Stored dataset items |
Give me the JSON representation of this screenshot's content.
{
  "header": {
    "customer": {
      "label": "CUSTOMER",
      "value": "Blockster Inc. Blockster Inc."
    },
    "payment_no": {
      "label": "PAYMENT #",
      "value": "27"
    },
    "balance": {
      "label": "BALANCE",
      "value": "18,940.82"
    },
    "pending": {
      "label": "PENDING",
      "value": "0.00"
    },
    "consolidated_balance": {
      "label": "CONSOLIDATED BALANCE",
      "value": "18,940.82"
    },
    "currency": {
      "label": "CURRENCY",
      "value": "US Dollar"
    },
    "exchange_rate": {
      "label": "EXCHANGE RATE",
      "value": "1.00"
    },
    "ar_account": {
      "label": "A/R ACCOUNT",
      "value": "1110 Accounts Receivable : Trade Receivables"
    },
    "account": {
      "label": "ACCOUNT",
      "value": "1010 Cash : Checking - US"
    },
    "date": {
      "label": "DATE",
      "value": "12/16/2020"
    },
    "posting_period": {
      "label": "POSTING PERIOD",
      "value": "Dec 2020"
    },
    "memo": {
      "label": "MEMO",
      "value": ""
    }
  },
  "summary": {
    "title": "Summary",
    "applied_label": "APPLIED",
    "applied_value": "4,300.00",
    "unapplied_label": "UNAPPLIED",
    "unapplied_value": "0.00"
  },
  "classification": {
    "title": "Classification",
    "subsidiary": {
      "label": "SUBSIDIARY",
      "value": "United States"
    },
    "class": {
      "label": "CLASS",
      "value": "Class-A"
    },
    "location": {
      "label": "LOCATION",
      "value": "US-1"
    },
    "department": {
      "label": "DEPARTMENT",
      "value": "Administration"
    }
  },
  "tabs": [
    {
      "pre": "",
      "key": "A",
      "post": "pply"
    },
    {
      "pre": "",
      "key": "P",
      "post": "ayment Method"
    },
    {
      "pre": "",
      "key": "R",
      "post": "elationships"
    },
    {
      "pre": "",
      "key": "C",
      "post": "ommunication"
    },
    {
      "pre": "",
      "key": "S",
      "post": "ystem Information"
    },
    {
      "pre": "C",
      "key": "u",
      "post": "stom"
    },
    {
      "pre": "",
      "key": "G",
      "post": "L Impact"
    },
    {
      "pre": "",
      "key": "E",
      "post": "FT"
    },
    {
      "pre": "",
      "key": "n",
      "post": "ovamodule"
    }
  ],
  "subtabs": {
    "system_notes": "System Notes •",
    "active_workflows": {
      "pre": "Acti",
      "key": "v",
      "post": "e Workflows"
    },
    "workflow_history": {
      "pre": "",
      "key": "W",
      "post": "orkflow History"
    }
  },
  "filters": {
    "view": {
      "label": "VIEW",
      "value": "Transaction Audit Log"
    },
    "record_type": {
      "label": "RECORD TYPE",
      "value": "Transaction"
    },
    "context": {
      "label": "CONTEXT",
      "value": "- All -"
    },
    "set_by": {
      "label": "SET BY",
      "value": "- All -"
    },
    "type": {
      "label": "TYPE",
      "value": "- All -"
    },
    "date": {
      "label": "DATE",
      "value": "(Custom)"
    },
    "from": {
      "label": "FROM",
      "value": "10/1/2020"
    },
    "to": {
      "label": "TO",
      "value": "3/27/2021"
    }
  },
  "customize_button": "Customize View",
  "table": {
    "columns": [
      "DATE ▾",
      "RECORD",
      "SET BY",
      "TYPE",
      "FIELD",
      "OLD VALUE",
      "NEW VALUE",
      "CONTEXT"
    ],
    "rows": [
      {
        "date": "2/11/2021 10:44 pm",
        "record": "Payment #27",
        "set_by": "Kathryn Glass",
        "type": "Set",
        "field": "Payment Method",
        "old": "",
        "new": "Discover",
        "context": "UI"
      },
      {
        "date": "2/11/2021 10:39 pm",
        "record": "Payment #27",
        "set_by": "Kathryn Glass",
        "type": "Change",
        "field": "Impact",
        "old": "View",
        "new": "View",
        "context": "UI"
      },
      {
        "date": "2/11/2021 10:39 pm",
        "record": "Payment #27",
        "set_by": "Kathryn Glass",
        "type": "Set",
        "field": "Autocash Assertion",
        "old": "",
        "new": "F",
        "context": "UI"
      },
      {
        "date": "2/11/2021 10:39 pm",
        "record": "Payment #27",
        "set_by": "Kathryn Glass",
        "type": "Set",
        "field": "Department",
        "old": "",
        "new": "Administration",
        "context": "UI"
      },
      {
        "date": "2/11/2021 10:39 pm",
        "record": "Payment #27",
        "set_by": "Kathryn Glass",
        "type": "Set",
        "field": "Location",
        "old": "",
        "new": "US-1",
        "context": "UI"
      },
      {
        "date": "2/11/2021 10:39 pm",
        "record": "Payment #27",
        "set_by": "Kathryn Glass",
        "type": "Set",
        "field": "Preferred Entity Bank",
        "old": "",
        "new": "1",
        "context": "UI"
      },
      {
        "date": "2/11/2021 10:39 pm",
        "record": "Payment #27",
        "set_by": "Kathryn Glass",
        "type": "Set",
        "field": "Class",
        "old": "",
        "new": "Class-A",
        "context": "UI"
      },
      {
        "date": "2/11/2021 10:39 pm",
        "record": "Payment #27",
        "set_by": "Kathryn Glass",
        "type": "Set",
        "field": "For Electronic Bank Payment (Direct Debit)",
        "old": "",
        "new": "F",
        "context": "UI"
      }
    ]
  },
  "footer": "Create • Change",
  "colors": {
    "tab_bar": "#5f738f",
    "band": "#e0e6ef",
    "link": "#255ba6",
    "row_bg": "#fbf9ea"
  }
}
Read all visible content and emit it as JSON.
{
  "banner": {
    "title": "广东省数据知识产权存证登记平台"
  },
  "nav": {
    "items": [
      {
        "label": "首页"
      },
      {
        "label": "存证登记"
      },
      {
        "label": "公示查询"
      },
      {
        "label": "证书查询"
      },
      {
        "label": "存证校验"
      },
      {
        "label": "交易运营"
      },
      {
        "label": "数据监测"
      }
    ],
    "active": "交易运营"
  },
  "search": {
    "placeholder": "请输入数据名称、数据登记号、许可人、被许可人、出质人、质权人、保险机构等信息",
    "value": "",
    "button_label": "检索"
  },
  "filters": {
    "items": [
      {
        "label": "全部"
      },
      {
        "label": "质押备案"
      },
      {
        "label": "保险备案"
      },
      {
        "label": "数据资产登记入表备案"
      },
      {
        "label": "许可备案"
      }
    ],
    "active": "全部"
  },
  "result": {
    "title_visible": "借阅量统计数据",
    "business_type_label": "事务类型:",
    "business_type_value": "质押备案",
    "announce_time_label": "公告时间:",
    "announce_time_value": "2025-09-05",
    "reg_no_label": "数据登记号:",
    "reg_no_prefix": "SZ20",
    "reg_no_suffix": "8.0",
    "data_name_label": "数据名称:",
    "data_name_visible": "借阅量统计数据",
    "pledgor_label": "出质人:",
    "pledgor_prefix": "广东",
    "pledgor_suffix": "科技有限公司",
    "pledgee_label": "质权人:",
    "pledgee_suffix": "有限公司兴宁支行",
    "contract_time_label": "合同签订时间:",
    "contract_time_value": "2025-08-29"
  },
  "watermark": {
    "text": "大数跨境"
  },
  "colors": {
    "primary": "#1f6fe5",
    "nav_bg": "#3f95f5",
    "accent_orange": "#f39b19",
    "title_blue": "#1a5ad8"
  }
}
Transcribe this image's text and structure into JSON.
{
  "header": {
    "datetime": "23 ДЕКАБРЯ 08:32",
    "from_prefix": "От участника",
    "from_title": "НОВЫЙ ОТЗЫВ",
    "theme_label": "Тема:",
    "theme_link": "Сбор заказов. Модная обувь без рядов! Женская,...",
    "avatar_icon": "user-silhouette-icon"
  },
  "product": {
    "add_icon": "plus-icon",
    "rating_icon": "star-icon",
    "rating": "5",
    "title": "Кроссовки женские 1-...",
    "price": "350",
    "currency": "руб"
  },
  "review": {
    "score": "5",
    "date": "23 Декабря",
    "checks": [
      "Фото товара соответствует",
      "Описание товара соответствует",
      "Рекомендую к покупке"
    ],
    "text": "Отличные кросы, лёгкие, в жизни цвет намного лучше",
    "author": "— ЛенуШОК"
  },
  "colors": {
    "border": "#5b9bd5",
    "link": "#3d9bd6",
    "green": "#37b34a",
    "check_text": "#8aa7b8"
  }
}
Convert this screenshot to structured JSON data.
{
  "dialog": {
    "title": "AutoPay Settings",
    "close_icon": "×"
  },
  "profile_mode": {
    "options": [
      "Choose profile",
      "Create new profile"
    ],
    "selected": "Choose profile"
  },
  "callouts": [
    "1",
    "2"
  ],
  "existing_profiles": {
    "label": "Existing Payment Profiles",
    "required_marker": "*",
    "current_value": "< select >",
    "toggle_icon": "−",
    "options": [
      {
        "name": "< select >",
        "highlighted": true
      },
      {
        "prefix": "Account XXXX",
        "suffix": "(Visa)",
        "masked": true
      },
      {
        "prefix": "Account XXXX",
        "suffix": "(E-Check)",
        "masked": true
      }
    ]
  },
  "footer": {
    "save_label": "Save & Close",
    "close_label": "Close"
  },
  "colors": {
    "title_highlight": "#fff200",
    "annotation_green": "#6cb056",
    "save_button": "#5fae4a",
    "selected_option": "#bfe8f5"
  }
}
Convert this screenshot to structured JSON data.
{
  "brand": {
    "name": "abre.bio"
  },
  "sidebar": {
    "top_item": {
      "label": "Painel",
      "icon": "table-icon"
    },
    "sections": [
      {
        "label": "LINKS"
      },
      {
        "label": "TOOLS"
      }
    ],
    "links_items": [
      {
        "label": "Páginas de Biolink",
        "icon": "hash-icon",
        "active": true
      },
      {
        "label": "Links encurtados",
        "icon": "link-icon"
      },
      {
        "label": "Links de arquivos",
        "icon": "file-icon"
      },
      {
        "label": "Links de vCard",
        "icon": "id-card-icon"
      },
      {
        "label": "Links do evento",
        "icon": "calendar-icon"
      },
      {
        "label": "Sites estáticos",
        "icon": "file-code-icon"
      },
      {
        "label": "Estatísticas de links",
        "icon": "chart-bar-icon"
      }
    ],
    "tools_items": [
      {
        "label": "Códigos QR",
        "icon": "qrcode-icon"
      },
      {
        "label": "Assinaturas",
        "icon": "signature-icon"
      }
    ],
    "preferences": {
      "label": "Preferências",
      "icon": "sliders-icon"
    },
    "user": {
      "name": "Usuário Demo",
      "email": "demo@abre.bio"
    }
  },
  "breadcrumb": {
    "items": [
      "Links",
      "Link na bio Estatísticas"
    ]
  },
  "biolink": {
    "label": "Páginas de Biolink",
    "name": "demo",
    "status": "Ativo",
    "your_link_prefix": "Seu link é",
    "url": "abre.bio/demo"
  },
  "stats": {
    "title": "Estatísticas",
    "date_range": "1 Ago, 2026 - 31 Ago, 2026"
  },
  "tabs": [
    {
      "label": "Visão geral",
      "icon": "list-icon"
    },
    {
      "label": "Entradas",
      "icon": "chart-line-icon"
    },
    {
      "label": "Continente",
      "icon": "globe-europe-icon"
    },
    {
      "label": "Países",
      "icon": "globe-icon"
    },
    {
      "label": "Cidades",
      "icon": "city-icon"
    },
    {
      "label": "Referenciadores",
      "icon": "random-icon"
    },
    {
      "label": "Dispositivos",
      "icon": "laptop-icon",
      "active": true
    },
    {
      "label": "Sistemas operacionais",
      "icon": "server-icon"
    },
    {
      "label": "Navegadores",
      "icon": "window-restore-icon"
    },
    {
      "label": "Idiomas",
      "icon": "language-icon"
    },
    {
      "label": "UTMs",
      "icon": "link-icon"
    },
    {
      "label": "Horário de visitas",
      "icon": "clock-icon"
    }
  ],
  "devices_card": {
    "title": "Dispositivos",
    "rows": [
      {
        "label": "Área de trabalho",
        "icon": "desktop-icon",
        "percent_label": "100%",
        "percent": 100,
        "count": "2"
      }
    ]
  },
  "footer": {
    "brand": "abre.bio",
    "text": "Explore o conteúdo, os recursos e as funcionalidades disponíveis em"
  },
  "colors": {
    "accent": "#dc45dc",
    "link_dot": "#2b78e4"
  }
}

STATED PROBLEM |
Only the count is needed: the number of lines in the data that include the word "JSON".

EXERCISE RESULT |
5